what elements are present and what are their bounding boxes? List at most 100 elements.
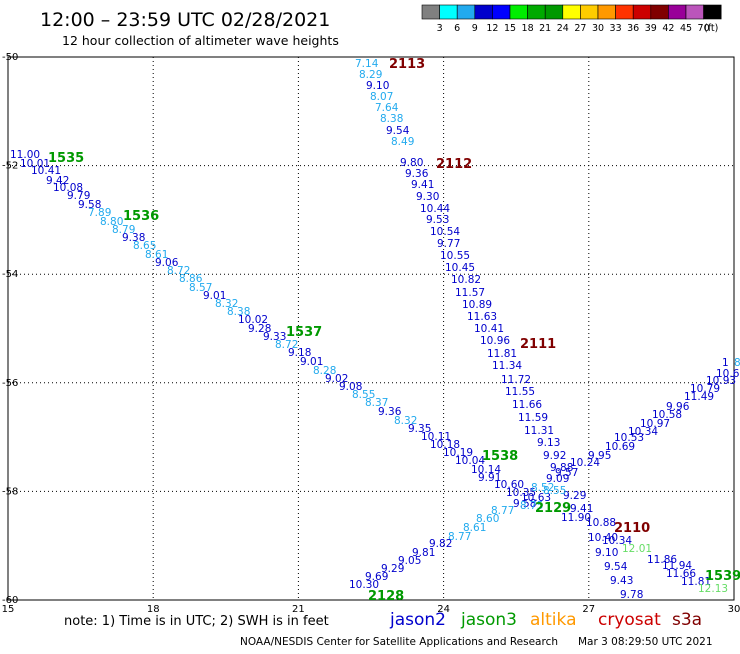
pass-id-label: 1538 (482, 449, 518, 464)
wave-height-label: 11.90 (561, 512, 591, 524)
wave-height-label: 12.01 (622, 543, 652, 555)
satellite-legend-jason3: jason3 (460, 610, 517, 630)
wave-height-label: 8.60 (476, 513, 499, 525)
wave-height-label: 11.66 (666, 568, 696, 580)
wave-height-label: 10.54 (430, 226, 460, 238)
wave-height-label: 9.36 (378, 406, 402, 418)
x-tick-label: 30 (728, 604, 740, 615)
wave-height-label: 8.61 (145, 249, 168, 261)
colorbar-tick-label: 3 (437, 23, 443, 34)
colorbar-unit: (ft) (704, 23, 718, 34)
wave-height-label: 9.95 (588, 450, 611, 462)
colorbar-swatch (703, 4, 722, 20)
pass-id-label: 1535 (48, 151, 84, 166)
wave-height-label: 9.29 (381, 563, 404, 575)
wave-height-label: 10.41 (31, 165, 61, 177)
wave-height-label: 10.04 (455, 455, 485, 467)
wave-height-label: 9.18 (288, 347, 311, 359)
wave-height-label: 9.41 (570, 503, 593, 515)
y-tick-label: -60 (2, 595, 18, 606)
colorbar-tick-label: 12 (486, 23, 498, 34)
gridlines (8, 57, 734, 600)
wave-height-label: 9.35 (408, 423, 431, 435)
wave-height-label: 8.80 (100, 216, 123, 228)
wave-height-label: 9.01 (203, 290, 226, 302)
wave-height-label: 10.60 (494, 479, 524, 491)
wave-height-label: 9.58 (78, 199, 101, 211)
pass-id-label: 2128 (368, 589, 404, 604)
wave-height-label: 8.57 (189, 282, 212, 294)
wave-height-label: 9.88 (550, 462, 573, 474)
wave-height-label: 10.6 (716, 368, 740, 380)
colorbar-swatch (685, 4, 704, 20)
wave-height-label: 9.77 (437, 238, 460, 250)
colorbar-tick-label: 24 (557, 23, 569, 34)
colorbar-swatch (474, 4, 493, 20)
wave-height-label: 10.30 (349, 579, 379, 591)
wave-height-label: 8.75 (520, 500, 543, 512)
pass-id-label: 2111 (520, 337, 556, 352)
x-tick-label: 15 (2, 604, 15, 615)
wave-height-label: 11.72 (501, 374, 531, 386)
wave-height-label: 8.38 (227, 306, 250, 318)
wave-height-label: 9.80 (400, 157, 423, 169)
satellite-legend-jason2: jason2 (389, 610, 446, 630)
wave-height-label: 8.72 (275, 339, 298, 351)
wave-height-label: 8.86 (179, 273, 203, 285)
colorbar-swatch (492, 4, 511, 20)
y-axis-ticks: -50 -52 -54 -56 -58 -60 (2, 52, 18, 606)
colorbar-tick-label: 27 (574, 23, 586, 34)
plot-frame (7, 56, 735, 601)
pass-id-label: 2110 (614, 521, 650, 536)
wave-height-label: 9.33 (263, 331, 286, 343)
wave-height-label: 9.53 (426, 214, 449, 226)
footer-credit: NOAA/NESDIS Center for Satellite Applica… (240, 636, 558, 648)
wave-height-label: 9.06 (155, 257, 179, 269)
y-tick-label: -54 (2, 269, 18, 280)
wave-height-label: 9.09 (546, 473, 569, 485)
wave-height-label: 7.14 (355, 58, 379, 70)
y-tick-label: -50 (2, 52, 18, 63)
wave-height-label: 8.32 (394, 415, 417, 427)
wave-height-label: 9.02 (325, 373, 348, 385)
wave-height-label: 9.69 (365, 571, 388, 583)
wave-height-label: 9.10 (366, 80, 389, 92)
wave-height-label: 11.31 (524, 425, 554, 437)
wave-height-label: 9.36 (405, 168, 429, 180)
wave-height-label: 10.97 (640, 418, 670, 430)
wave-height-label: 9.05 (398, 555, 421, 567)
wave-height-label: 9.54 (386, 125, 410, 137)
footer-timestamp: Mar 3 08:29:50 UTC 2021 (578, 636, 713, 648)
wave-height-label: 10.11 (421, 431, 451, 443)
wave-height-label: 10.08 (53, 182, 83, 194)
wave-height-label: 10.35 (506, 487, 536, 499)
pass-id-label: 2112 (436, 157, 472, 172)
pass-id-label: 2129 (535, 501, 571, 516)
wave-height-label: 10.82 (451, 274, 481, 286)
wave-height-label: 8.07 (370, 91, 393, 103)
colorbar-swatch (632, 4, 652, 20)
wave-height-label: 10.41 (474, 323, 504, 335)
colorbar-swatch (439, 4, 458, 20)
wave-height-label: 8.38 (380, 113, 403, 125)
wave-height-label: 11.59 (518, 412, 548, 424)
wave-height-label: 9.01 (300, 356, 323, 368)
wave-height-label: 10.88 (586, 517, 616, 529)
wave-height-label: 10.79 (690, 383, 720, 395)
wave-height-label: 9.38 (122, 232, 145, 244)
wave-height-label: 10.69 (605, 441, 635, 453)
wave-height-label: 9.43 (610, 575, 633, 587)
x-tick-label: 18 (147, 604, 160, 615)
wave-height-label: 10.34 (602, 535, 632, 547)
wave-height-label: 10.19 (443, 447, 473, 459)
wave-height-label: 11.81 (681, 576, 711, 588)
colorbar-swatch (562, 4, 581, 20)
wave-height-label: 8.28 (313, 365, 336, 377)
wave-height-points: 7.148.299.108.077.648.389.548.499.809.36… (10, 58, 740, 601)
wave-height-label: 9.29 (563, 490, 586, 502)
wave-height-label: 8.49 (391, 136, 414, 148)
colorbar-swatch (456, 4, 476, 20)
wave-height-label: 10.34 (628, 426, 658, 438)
* * *
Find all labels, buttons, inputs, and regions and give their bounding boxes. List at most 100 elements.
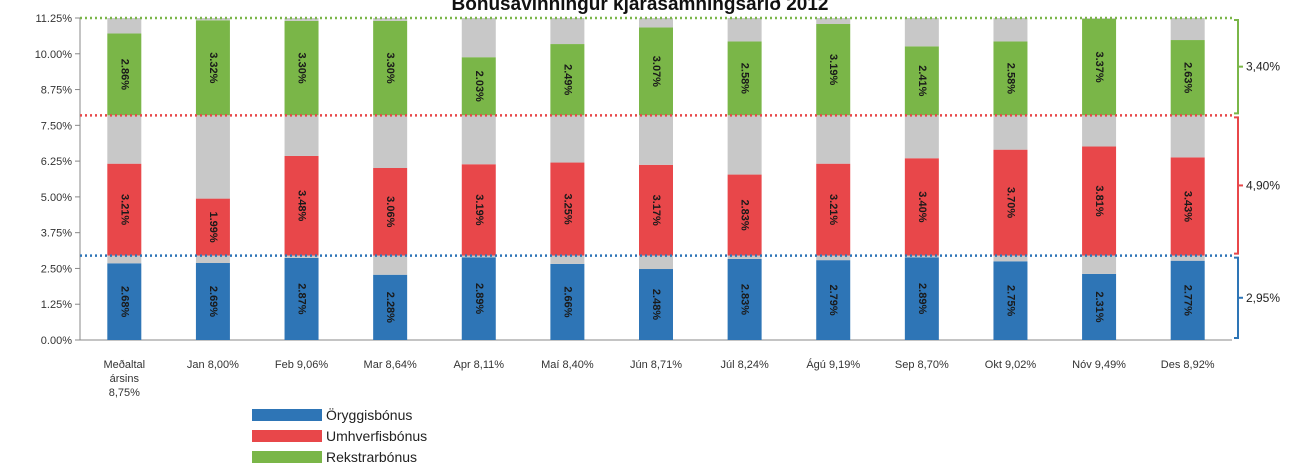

Written request
Copy the part of the first listing that opens with the line containing "what elements are" and closes with the line containing "wave-height-label: 8.61 (145, 249, 168, 261)", including both of those lines. Leave the picture out of your copy.

Full answer
what elements are present and what are their bounding boxes? List at most 100 elements.
pass-id-label: 1538 (482, 449, 518, 464)
wave-height-label: 11.90 (561, 512, 591, 524)
wave-height-label: 12.01 (622, 543, 652, 555)
satellite-legend-jason3: jason3 (460, 610, 517, 630)
wave-height-label: 8.60 (476, 513, 499, 525)
wave-height-label: 11.66 (666, 568, 696, 580)
wave-height-label: 10.54 (430, 226, 460, 238)
wave-height-label: 9.36 (378, 406, 402, 418)
x-tick-label: 30 (728, 604, 740, 615)
wave-height-label: 8.61 (145, 249, 168, 261)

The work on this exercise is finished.